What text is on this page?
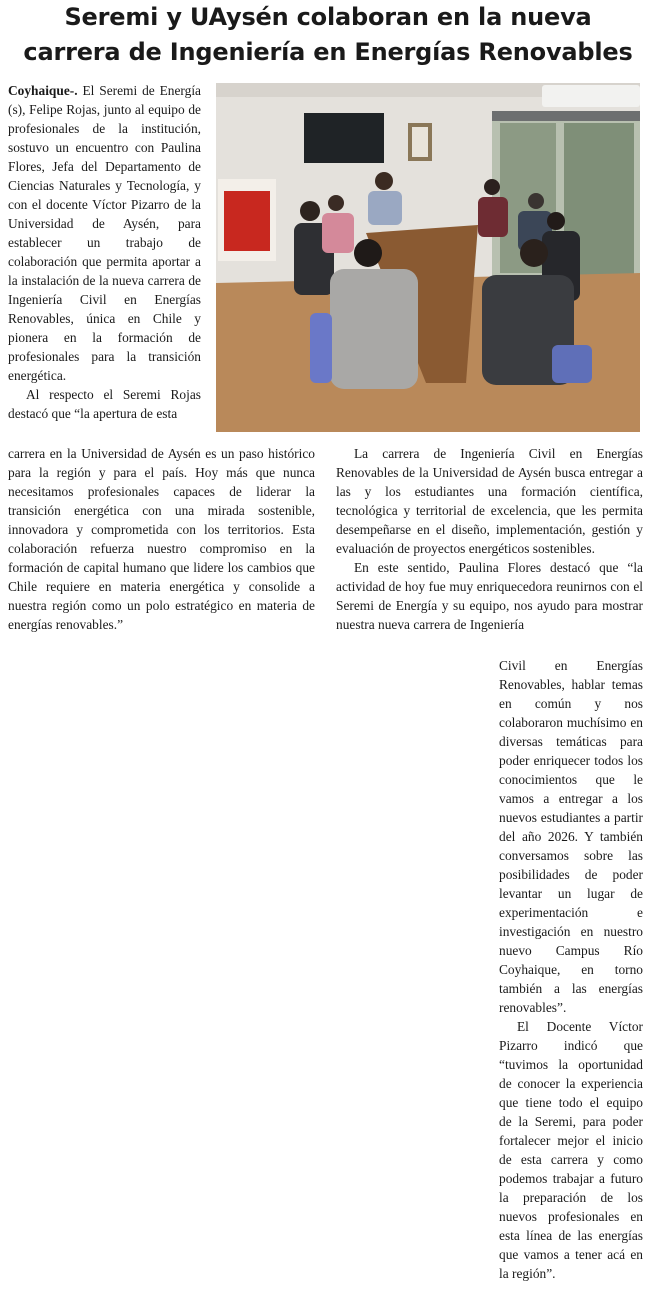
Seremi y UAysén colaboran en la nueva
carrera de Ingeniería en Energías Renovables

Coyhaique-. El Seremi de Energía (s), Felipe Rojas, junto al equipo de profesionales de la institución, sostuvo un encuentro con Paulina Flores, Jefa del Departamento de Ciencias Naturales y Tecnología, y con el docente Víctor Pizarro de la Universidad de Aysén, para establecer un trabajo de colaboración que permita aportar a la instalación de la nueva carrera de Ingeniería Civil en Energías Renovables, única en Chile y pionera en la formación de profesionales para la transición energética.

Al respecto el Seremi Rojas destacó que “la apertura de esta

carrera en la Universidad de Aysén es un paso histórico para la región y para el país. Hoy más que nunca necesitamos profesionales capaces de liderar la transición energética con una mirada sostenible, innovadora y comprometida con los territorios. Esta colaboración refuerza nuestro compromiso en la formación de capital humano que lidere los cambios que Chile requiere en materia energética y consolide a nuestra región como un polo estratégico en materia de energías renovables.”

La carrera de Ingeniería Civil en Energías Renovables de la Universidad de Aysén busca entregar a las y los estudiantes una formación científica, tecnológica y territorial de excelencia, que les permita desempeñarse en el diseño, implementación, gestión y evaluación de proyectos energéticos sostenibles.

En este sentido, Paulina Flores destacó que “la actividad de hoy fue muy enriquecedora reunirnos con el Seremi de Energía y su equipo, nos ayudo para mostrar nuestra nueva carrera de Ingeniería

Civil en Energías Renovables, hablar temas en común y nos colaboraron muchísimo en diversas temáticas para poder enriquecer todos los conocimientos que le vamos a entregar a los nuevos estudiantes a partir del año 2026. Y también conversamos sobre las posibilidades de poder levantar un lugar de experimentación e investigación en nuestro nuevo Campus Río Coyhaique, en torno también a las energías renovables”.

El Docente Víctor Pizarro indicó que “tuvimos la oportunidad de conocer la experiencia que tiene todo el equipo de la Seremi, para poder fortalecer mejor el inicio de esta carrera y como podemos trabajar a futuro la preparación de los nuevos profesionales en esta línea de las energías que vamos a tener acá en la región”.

☆ ☆ ☆ ☆ ☆ ☆ ☆

Task brief >> Set every line down exactly as written, leaving each picture out.

Response for this exercise >>
What text is on this page?
Seremi y UAysén colaboran en la nueva
carrera de Ingeniería en Energías Renovables

Coyhaique-. El Seremi de Energía (s), Felipe Rojas, junto al equipo de profesionales de la institución, sostuvo un encuentro con Paulina Flores, Jefa del Departamento de Ciencias Naturales y Tecnología, y con el docente Víctor Pizarro de la Universidad de Aysén, para establecer un trabajo de colaboración que permita aportar a la instalación de la nueva carrera de Ingeniería Civil en Energías Renovables, única en Chile y pionera en la formación de profesionales para la transición energética.

Al respecto el Seremi Rojas destacó que “la apertura de esta

carrera en la Universidad de Aysén es un paso histórico para la región y para el país. Hoy más que nunca necesitamos profesionales capaces de liderar la transición energética con una mirada sostenible, innovadora y comprometida con los territorios. Esta colaboración refuerza nuestro compromiso en la formación de capital humano que lidere los cambios que Chile requiere en materia energética y consolide a nuestra región como un polo estratégico en materia de energías renovables.”

La carrera de Ingeniería Civil en Energías Renovables de la Universidad de Aysén busca entregar a las y los estudiantes una formación científica, tecnológica y territorial de excelencia, que les permita desempeñarse en el diseño, implementación, gestión y evaluación de proyectos energéticos sostenibles.

En este sentido, Paulina Flores destacó que “la actividad de hoy fue muy enriquecedora reunirnos con el Seremi de Energía y su equipo, nos ayudo para mostrar nuestra nueva carrera de Ingeniería

Civil en Energías Renovables, hablar temas en común y nos colaboraron muchísimo en diversas temáticas para poder enriquecer todos los conocimientos que le vamos a entregar a los nuevos estudiantes a partir del año 2026. Y también conversamos sobre las posibilidades de poder levantar un lugar de experimentación e investigación en nuestro nuevo Campus Río Coyhaique, en torno también a las energías renovables”.

El Docente Víctor Pizarro indicó que “tuvimos la oportunidad de conocer la experiencia que tiene todo el equipo de la Seremi, para poder fortalecer mejor el inicio de esta carrera y como podemos trabajar a futuro la preparación de los nuevos profesionales en esta línea de las energías que vamos a tener acá en la región”.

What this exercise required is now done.